- _Records shown_
╔══

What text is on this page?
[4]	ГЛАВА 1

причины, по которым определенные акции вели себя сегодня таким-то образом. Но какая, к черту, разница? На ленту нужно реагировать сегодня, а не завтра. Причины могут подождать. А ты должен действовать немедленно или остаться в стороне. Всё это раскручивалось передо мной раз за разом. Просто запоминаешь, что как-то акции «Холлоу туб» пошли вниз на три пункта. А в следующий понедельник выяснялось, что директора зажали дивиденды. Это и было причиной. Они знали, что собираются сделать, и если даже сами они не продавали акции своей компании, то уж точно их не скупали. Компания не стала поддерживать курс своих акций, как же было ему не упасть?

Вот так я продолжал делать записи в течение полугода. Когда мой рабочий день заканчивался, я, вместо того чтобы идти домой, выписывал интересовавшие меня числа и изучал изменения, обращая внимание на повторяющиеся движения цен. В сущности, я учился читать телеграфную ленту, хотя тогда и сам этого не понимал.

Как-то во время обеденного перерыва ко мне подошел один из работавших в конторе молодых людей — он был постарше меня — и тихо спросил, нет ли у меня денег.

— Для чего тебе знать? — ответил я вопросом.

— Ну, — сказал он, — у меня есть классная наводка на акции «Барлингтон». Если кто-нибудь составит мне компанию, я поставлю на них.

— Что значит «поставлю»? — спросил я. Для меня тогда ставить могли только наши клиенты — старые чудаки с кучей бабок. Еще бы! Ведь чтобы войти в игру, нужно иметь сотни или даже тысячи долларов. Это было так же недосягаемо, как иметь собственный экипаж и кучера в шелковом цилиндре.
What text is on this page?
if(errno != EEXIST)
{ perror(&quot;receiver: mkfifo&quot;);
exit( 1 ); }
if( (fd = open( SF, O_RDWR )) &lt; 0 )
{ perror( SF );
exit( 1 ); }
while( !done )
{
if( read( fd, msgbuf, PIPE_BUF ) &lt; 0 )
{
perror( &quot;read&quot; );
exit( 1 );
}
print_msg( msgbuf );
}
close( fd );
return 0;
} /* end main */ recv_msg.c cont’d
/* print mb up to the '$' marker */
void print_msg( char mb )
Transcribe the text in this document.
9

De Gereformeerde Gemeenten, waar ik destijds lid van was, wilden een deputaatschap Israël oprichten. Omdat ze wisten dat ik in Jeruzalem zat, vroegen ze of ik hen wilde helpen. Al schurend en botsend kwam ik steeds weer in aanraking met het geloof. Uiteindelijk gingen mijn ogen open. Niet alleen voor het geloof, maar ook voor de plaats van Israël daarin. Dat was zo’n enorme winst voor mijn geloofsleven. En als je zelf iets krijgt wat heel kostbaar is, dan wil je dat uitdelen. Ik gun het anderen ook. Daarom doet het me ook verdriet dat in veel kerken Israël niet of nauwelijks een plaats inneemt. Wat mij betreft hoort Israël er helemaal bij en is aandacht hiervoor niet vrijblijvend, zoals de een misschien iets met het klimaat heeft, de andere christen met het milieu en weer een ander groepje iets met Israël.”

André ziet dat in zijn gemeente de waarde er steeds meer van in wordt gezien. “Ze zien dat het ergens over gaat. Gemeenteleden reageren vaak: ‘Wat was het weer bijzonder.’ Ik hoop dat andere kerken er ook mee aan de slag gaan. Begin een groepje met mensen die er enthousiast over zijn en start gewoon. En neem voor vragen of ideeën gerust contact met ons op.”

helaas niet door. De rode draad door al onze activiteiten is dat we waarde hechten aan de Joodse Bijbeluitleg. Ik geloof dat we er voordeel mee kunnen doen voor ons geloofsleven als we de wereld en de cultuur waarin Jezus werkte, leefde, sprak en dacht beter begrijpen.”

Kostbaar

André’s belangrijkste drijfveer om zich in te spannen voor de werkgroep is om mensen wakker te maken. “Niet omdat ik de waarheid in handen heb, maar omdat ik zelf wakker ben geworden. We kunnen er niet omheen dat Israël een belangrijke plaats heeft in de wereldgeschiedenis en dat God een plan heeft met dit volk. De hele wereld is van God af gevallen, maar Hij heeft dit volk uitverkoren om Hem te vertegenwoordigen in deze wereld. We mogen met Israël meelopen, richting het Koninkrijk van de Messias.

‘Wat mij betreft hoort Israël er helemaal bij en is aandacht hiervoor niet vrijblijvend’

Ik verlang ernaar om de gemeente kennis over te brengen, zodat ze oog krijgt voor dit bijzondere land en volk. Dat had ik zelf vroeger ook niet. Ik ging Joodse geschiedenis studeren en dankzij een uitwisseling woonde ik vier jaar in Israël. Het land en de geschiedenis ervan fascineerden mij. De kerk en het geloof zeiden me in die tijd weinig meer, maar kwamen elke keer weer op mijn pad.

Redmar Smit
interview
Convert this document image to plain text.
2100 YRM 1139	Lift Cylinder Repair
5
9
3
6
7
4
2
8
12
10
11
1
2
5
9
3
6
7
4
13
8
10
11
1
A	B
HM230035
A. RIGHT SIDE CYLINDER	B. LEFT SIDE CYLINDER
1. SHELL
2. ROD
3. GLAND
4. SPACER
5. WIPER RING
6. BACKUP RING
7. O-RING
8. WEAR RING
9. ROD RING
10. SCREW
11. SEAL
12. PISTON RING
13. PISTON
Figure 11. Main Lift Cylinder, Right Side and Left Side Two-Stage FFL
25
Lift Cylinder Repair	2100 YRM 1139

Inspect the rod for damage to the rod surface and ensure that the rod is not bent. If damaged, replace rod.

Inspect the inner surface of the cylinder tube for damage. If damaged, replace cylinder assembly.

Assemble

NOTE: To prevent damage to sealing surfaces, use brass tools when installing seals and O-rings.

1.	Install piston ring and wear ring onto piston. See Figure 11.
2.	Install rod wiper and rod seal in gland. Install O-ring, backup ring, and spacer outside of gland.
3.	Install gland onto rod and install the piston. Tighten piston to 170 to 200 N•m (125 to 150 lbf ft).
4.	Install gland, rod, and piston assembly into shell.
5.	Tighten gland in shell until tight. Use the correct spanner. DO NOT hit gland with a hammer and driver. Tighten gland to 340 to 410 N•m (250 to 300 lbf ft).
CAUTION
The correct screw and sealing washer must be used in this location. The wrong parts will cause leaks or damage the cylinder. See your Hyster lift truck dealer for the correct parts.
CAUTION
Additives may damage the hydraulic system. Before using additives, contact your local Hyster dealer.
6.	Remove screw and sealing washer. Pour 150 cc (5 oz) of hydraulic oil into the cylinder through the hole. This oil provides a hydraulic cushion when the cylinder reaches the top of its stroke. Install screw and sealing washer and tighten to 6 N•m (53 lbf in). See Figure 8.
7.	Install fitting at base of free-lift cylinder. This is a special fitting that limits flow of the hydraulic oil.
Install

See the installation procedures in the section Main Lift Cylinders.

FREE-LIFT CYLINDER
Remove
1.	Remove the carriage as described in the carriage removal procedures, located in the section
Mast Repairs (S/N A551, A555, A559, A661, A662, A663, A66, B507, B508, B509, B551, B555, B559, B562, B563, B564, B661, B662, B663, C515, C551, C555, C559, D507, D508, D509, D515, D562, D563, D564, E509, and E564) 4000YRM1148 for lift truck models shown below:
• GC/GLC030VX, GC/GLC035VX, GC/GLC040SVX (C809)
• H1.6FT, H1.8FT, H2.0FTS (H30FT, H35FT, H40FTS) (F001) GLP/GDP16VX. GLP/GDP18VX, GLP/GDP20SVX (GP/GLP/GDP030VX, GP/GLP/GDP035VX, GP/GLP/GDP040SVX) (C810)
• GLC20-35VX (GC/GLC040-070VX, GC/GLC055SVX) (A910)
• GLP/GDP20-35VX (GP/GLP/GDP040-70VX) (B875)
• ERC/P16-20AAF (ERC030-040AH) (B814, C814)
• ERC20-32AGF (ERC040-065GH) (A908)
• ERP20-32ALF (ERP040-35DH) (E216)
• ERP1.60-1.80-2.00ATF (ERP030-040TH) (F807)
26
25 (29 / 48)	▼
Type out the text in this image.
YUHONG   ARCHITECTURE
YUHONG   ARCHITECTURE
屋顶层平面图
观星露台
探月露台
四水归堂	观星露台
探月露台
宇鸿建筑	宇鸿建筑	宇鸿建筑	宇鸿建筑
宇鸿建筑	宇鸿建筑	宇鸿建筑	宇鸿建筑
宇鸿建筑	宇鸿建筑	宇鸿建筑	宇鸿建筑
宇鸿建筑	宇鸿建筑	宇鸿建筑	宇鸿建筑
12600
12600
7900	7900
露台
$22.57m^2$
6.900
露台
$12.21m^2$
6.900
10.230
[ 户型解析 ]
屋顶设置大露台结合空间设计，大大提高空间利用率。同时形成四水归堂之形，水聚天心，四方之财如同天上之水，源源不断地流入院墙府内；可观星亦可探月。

╚══

- _Written problem_
Extract every line containing the string "Remove" from the data above.

- _Full output_
6.	Remove screw and sealing washer. Pour 150 cc (5 oz) of hydraulic oil into the cylinder through the hole. This oil provides a hydraulic cushion when the cylinder reaches the top of its stroke. Install screw and sealing washer and tighten to 6 N•m (53 lbf in). See Figure 8.
Remove
1.	Remove the carriage as described in the carriage removal procedures, located in the section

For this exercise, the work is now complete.